Task to carry out: In the records below, change every "pagination-dot" to "carousel-dot" and reproduce the lines with all else unchanged, leaving out the pictures.

Data to process:
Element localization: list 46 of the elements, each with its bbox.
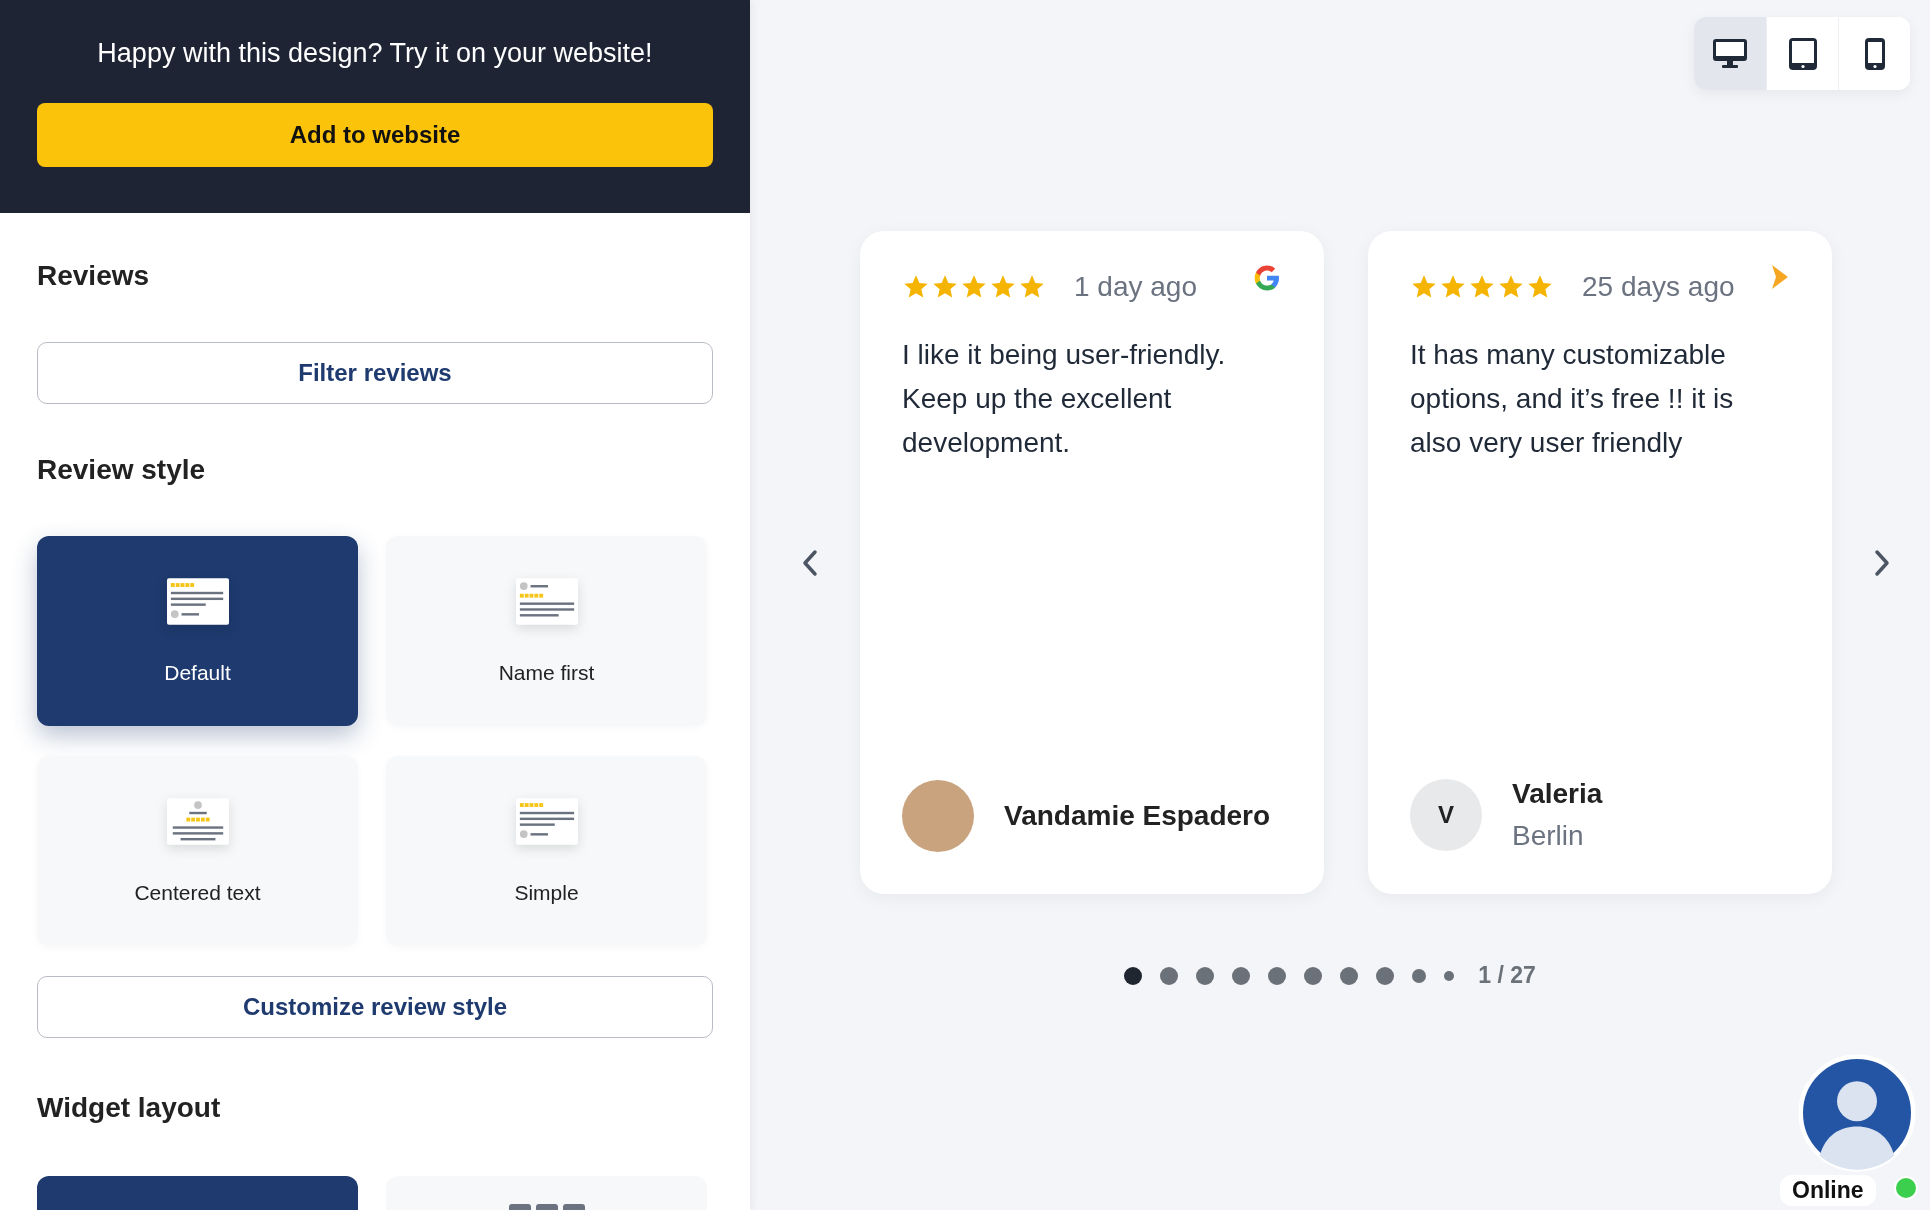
review-time: 1 day ago (1074, 271, 1197, 303)
review-time: 25 days ago (1582, 271, 1735, 303)
pagination-dot[interactable] (1304, 966, 1323, 985)
page-counter: 1 / 27 (1478, 962, 1536, 989)
device-toggle-button[interactable] (1838, 17, 1910, 90)
customize-review-style-button[interactable]: Customize review style (37, 976, 713, 1038)
layout-preview-icon (166, 797, 229, 845)
layout-preview-icon (515, 577, 578, 625)
promo-text: Happy with this design? Try it on your website! (97, 38, 653, 69)
filter-reviews-button[interactable]: Filter reviews (37, 342, 713, 404)
pagination-dot[interactable] (1232, 966, 1251, 985)
g-logo-icon (1252, 263, 1282, 293)
review-style-option[interactable]: Name first (386, 536, 707, 726)
phone-icon (1864, 37, 1885, 70)
review-style-option[interactable]: Simple (386, 756, 707, 946)
online-status-label: Online (1780, 1175, 1876, 1206)
pagination-dot[interactable] (1196, 966, 1215, 985)
pagination-dot[interactable] (1376, 966, 1395, 985)
device-toggle-button[interactable] (1694, 17, 1766, 90)
review-style-option[interactable]: Default (37, 536, 358, 726)
arrow-logo-icon (1770, 263, 1790, 291)
pagination-dot[interactable] (1340, 966, 1359, 985)
chevron-left-icon (801, 548, 819, 577)
layout-preview-icon (166, 577, 229, 625)
section-heading: Reviews (37, 260, 151, 292)
desktop-icon (1713, 38, 1747, 69)
pagination-dot[interactable] (1124, 966, 1143, 985)
section-heading: Review style (37, 454, 207, 486)
author-name: Vandamie Espadero (1004, 800, 1271, 832)
review-style-option[interactable]: Centered text (37, 756, 358, 946)
section-heading: Widget layout (37, 1092, 222, 1124)
author-location: Berlin (1512, 820, 1585, 852)
pagination-dot[interactable] (1444, 970, 1455, 981)
review-text: It has many customizable options, and it’s free !! it is also very user friendly (1410, 338, 1735, 460)
review-text: I like it being user-friendly. Keep up the excellent development. (902, 338, 1227, 460)
tablet-icon (1788, 37, 1817, 70)
add-to-website-button[interactable]: Add to website (37, 103, 713, 167)
pagination-dot[interactable] (1160, 966, 1179, 985)
chevron-right-icon (1873, 548, 1891, 577)
layout-preview-icon (515, 797, 578, 845)
author-name: Valeria (1512, 778, 1603, 810)
device-toggle-button[interactable] (1766, 17, 1838, 90)
pagination-dot[interactable] (1412, 968, 1427, 983)
agent-avatar[interactable] (1798, 1054, 1916, 1172)
pagination-dot[interactable] (1268, 966, 1287, 985)
avatar-initial: V (1410, 779, 1482, 851)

Correct response:
Element localization: list 46 of the elements, each with its bbox.
review-time: 1 day ago (1074, 271, 1197, 303)
review-time: 25 days ago (1582, 271, 1735, 303)
carousel-dot[interactable] (1304, 966, 1323, 985)
page-counter: 1 / 27 (1478, 962, 1536, 989)
device-toggle-button[interactable] (1838, 17, 1910, 90)
customize-review-style-button[interactable]: Customize review style (37, 976, 713, 1038)
layout-preview-icon (166, 797, 229, 845)
layout-preview-icon (515, 577, 578, 625)
promo-text: Happy with this design? Try it on your website! (97, 38, 653, 69)
filter-reviews-button[interactable]: Filter reviews (37, 342, 713, 404)
carousel-dot[interactable] (1232, 966, 1251, 985)
g-logo-icon (1252, 263, 1282, 293)
review-style-option[interactable]: Name first (386, 536, 707, 726)
phone-icon (1864, 37, 1885, 70)
review-style-option[interactable]: Simple (386, 756, 707, 946)
online-status-label: Online (1780, 1175, 1876, 1206)
carousel-dot[interactable] (1196, 966, 1215, 985)
carousel-dot[interactable] (1376, 966, 1395, 985)
device-toggle-button[interactable] (1694, 17, 1766, 90)
review-style-option[interactable]: Default (37, 536, 358, 726)
arrow-logo-icon (1770, 263, 1790, 291)
carousel-dot[interactable] (1340, 966, 1359, 985)
chevron-left-icon (801, 548, 819, 577)
layout-preview-icon (166, 577, 229, 625)
section-heading: Reviews (37, 260, 151, 292)
desktop-icon (1713, 38, 1747, 69)
carousel-dot[interactable] (1124, 966, 1143, 985)
section-heading: Review style (37, 454, 207, 486)
author-name: Vandamie Espadero (1004, 800, 1271, 832)
review-style-option[interactable]: Centered text (37, 756, 358, 946)
section-heading: Widget layout (37, 1092, 222, 1124)
author-location: Berlin (1512, 820, 1585, 852)
carousel-dot[interactable] (1444, 970, 1455, 981)
review-text: It has many customizable options, and it’s free !! it is also very user friendly (1410, 338, 1735, 460)
review-text: I like it being user-friendly. Keep up the excellent development. (902, 338, 1227, 460)
tablet-icon (1788, 37, 1817, 70)
add-to-website-button[interactable]: Add to website (37, 103, 713, 167)
carousel-dot[interactable] (1160, 966, 1179, 985)
chevron-right-icon (1873, 548, 1891, 577)
layout-preview-icon (515, 797, 578, 845)
author-name: Valeria (1512, 778, 1603, 810)
device-toggle-button[interactable] (1766, 17, 1838, 90)
carousel-dot[interactable] (1412, 968, 1427, 983)
agent-avatar[interactable] (1798, 1054, 1916, 1172)
carousel-dot[interactable] (1268, 966, 1287, 985)
avatar-initial: V (1410, 779, 1482, 851)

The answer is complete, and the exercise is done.